> TESTO DEL DOCUMENTO:

___

“Dialogo nazionale” o indipendenza di classe?
“Né laico né islamista: la nostra rivoluzione è quella del povero”
(Zwewla [i proletari], gruppo di graffitari tunisini)
A tre anni dalla cacciata di Ben Ali non c’è traccia di trasformazione sociale. Ad aprile lo hanno ricordato i minatori della provincia di Gafsa, insorti contro bassi salari e dispotismo aziendale; nella città di Metaloui, operai e giovani disoccupati hanno assaltato e dato alle fiamme commissariato di polizia, tribunale e sede del partito islamico Ennahda.
Disoccupazione e inflazione sono alle stelle, le ricchezze minerarie (fosfato) sono gestite da un’élite, s’allargano le differenze tra le regioni costiere, offerte come “zone speciali” al capitale straniero, e quelle, abbandonate, dell’interno. L’apparato statale – giudici e polizia in primis – è rimasto intatto e rialza la testa, ad esempio riducendo con motivazioni grottesche le pene per i responsabili della repressione contro l’insurrezione che rovesciò Ben Ali dopo 347 morti e migliaia di feriti.

___

> INFORMAZIONI FORNITE:
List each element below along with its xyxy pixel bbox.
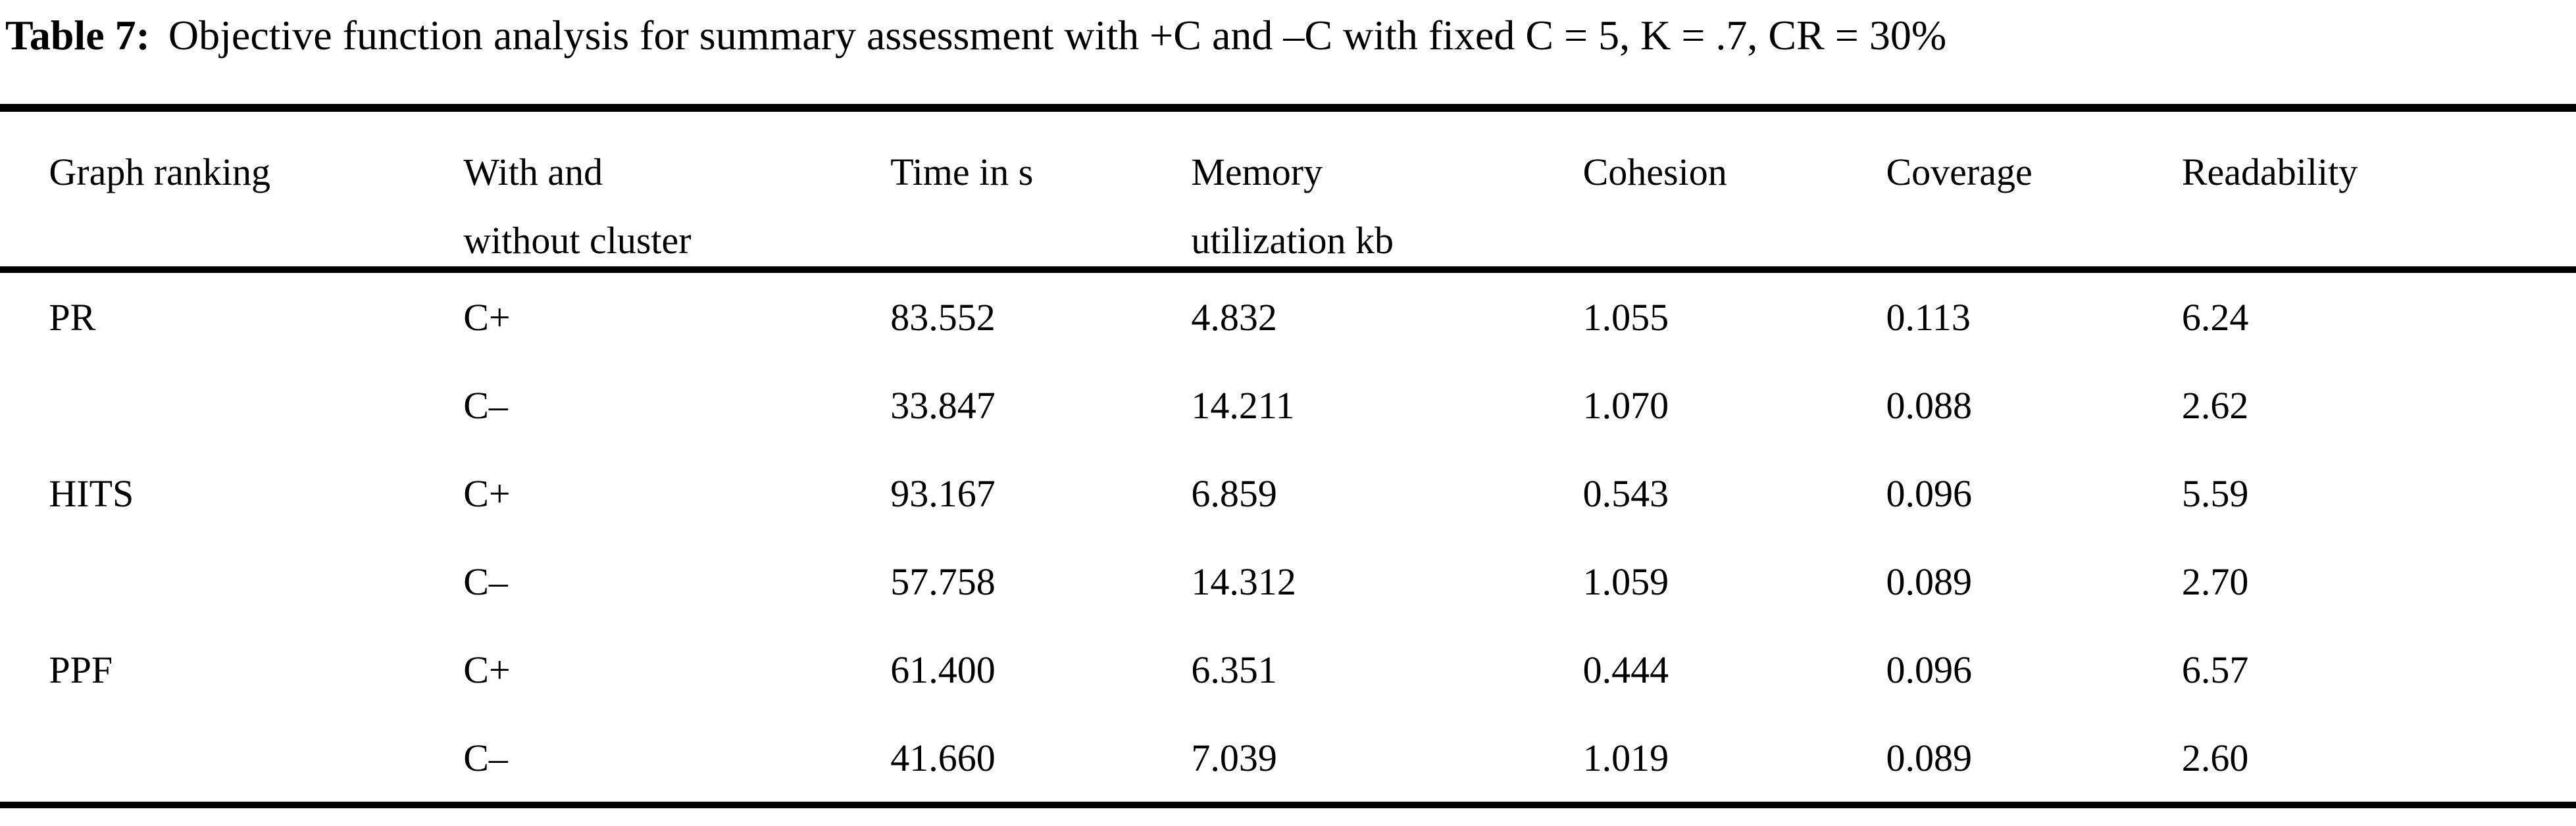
cell-readability: 6.57 <box>2181 648 2249 691</box>
cell-memory: 6.351 <box>1191 648 1277 691</box>
cell-memory: 6.859 <box>1191 472 1277 515</box>
cell-time: 57.758 <box>890 560 996 603</box>
cell-cluster: C+ <box>463 295 511 339</box>
column-header-memory: Memory utilization kb <box>1191 151 1394 262</box>
cell-time: 93.167 <box>890 472 996 515</box>
cell-cluster: C– <box>463 560 508 603</box>
cell-coverage: 0.089 <box>1886 560 1973 603</box>
cell-readability: 6.24 <box>2181 295 2249 339</box>
cell-cluster: C– <box>463 383 508 427</box>
cell-readability: 2.70 <box>2181 560 2249 603</box>
column-header-time: Time in s <box>890 151 1034 193</box>
table-row: PPF C+ 61.400 6.351 0.444 0.096 6.57 <box>0 625 2576 714</box>
cell-memory: 4.832 <box>1191 295 1277 339</box>
table-row: C– 33.847 14.211 1.070 0.088 2.62 <box>0 361 2576 449</box>
cell-cohesion: 1.070 <box>1582 383 1669 427</box>
column-header-graph-ranking: Graph ranking <box>49 151 270 193</box>
column-header-cohesion: Cohesion <box>1582 151 1727 193</box>
cell-memory: 14.312 <box>1191 560 1296 603</box>
column-header-coverage: Coverage <box>1886 151 2033 193</box>
cell-graph-ranking: PR <box>49 295 96 339</box>
cell-readability: 5.59 <box>2181 472 2249 515</box>
cell-time: 61.400 <box>890 648 996 691</box>
cell-time: 41.660 <box>890 736 996 779</box>
cell-memory: 14.211 <box>1191 383 1295 427</box>
table-row: C– 57.758 14.312 1.059 0.089 2.70 <box>0 537 2576 625</box>
cell-graph-ranking: PPF <box>49 648 113 691</box>
cell-coverage: 0.113 <box>1886 295 1971 339</box>
table-row: HITS C+ 93.167 6.859 0.543 0.096 5.59 <box>0 449 2576 537</box>
cell-cluster: C+ <box>463 472 511 515</box>
cell-readability: 2.60 <box>2181 736 2249 779</box>
cell-coverage: 0.096 <box>1886 648 1973 691</box>
cell-time: 33.847 <box>890 383 996 427</box>
table-caption-label: Table 7: <box>5 12 150 59</box>
cell-coverage: 0.096 <box>1886 472 1973 515</box>
table-row: C– 41.660 7.039 1.019 0.089 2.60 <box>0 714 2576 802</box>
table-bottom-rule <box>0 802 2576 808</box>
cell-cohesion: 1.059 <box>1582 560 1669 603</box>
table-caption: Table 7: Objective function analysis for … <box>0 0 2576 104</box>
table-body: PR C+ 83.552 4.832 1.055 0.113 6.24 C– 3… <box>0 273 2576 802</box>
cell-memory: 7.039 <box>1191 736 1277 779</box>
cell-readability: 2.62 <box>2181 383 2249 427</box>
cell-cohesion: 0.543 <box>1582 472 1669 515</box>
cell-cohesion: 1.055 <box>1582 295 1669 339</box>
table-header-row: Graph ranking With and without cluster T… <box>0 112 2576 273</box>
table-caption-text: Objective function analysis for summary … <box>168 12 1947 59</box>
cell-cluster: C– <box>463 736 508 779</box>
cell-coverage: 0.089 <box>1886 736 1973 779</box>
cell-time: 83.552 <box>890 295 996 339</box>
column-header-readability: Readability <box>2181 151 2358 193</box>
cell-cluster: C+ <box>463 648 511 691</box>
cell-cohesion: 0.444 <box>1582 648 1669 691</box>
cell-graph-ranking: HITS <box>49 472 134 515</box>
data-table: Graph ranking With and without cluster T… <box>0 104 2576 808</box>
table-row: PR C+ 83.552 4.832 1.055 0.113 6.24 <box>0 273 2576 361</box>
cell-coverage: 0.088 <box>1886 383 1973 427</box>
cell-cohesion: 1.019 <box>1582 736 1669 779</box>
column-header-cluster: With and without cluster <box>463 151 692 262</box>
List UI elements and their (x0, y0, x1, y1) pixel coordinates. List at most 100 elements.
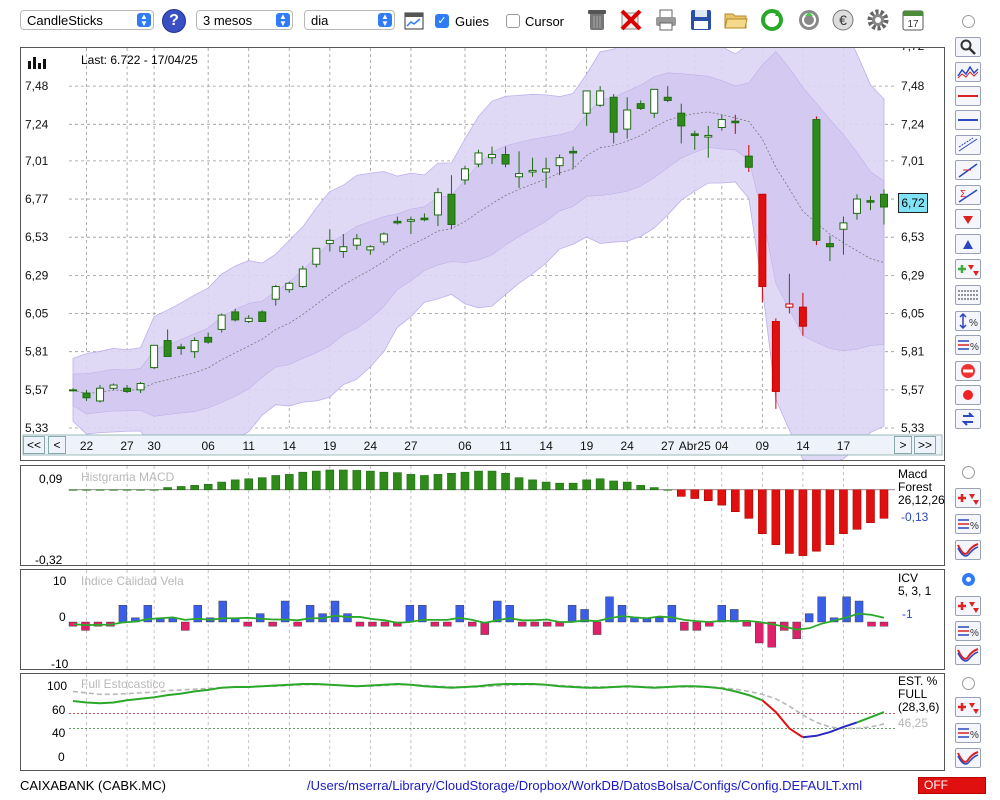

___

> OBIETTIVO DEL COMPITO: Ricopia senza modifiche il passo del testo sulla Tunisia dopo Ben Ali che comincia con le parole "A tre anni dalla" e si chiude dopo "partito islamico Ennahda.".

> SOLUZIONE DELL'ESERCIZIO:
A tre anni dalla cacciata di Ben Ali non c’è traccia di trasformazione sociale. Ad aprile lo hanno ricordato i minatori della provincia di Gafsa, insorti contro bassi salari e dispotismo aziendale; nella città di Metaloui, operai e giovani disoccupati hanno assaltato e dato alle fiamme commissariato di polizia, tribunale e sede del partito islamico Ennahda.